• _WRITTEN INSTRUCTION_
Give the data below again, word for word.

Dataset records
○ ○ ○ ○ ○

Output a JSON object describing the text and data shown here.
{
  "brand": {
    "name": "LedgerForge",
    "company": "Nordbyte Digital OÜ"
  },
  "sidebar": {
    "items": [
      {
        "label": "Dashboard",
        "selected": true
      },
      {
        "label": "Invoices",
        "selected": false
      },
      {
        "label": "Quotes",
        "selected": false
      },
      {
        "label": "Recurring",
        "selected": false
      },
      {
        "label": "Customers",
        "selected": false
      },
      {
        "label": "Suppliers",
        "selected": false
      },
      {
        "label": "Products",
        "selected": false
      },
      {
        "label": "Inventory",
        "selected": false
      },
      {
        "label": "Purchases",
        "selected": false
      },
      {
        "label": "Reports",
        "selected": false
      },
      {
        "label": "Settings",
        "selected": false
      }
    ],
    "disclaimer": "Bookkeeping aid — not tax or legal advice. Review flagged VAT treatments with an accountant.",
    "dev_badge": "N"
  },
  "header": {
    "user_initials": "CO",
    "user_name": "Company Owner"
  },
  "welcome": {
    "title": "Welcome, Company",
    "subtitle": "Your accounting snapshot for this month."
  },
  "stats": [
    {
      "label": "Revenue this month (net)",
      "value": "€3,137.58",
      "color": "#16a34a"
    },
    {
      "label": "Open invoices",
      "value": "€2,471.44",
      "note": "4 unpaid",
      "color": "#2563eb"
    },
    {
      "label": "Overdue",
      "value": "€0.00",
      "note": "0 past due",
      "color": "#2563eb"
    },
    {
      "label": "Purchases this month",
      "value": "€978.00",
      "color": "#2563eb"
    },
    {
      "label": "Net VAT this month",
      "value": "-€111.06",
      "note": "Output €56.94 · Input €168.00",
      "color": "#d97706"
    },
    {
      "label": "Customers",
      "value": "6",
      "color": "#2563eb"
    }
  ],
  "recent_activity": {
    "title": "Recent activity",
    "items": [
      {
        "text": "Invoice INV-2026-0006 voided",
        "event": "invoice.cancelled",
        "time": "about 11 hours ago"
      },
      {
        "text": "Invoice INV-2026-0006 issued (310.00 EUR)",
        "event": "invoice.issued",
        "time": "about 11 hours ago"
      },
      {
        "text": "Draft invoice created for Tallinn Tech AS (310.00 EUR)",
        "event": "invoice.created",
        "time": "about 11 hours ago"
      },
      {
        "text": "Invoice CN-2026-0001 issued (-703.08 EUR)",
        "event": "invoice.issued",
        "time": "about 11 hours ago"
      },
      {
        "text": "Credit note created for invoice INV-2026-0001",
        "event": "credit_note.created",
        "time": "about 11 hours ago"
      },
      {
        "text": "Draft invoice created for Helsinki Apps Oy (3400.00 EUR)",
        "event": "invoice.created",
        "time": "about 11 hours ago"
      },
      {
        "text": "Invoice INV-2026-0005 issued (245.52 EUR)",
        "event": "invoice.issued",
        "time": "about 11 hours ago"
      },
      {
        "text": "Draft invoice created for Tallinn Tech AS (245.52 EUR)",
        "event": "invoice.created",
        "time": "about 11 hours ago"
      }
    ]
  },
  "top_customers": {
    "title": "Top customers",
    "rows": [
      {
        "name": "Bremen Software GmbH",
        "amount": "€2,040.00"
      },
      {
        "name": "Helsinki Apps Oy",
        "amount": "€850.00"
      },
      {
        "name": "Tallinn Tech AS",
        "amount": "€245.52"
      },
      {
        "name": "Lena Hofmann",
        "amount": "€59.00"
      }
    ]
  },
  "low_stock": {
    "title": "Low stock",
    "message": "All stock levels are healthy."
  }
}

○ ○ ○ ○ ○

• _WRITTEN ANSWER_
Output a JSON object describing the text and data shown here.
{
  "brand": {
    "name": "LedgerForge",
    "company": "Nordbyte Digital OÜ"
  },
  "sidebar": {
    "items": [
      {
        "label": "Dashboard",
        "selected": true
      },
      {
        "label": "Invoices",
        "selected": false
      },
      {
        "label": "Quotes",
        "selected": false
      },
      {
        "label": "Recurring",
        "selected": false
      },
      {
        "label": "Customers",
        "selected": false
      },
      {
        "label": "Suppliers",
        "selected": false
      },
      {
        "label": "Products",
        "selected": false
      },
      {
        "label": "Inventory",
        "selected": false
      },
      {
        "label": "Purchases",
        "selected": false
      },
      {
        "label": "Reports",
        "selected": false
      },
      {
        "label": "Settings",
        "selected": false
      }
    ],
    "disclaimer": "Bookkeeping aid — not tax or legal advice. Review flagged VAT treatments with an accountant.",
    "dev_badge": "N"
  },
  "header": {
    "user_initials": "CO",
    "user_name": "Company Owner"
  },
  "welcome": {
    "title": "Welcome, Company",
    "subtitle": "Your accounting snapshot for this month."
  },
  "stats": [
    {
      "label": "Revenue this month (net)",
      "value": "€3,137.58",
      "color": "#16a34a"
    },
    {
      "label": "Open invoices",
      "value": "€2,471.44",
      "note": "4 unpaid",
      "color": "#2563eb"
    },
    {
      "label": "Overdue",
      "value": "€0.00",
      "note": "0 past due",
      "color": "#2563eb"
    },
    {
      "label": "Purchases this month",
      "value": "€978.00",
      "color": "#2563eb"
    },
    {
      "label": "Net VAT this month",
      "value": "-€111.06",
      "note": "Output €56.94 · Input €168.00",
      "color": "#d97706"
    },
    {
      "label": "Customers",
      "value": "6",
      "color": "#2563eb"
    }
  ],
  "recent_activity": {
    "title": "Recent activity",
    "items": [
      {
        "text": "Invoice INV-2026-0006 voided",
        "event": "invoice.cancelled",
        "time": "about 11 hours ago"
      },
      {
        "text": "Invoice INV-2026-0006 issued (310.00 EUR)",
        "event": "invoice.issued",
        "time": "about 11 hours ago"
      },
      {
        "text": "Draft invoice created for Tallinn Tech AS (310.00 EUR)",
        "event": "invoice.created",
        "time": "about 11 hours ago"
      },
      {
        "text": "Invoice CN-2026-0001 issued (-703.08 EUR)",
        "event": "invoice.issued",
        "time": "about 11 hours ago"
      },
      {
        "text": "Credit note created for invoice INV-2026-0001",
        "event": "credit_note.created",
        "time": "about 11 hours ago"
      },
      {
        "text": "Draft invoice created for Helsinki Apps Oy (3400.00 EUR)",
        "event": "invoice.created",
        "time": "about 11 hours ago"
      },
      {
        "text": "Invoice INV-2026-0005 issued (245.52 EUR)",
        "event": "invoice.issued",
        "time": "about 11 hours ago"
      },
      {
        "text": "Draft invoice created for Tallinn Tech AS (245.52 EUR)",
        "event": "invoice.created",
        "time": "about 11 hours ago"
      }
    ]
  },
  "top_customers": {
    "title": "Top customers",
    "rows": [
      {
        "name": "Bremen Software GmbH",
        "amount": "€2,040.00"
      },
      {
        "name": "Helsinki Apps Oy",
        "amount": "€850.00"
      },
      {
        "name": "Tallinn Tech AS",
        "amount": "€245.52"
      },
      {
        "name": "Lena Hofmann",
        "amount": "€59.00"
      }
    ]
  },
  "low_stock": {
    "title": "Low stock",
    "message": "All stock levels are healthy."
  }
}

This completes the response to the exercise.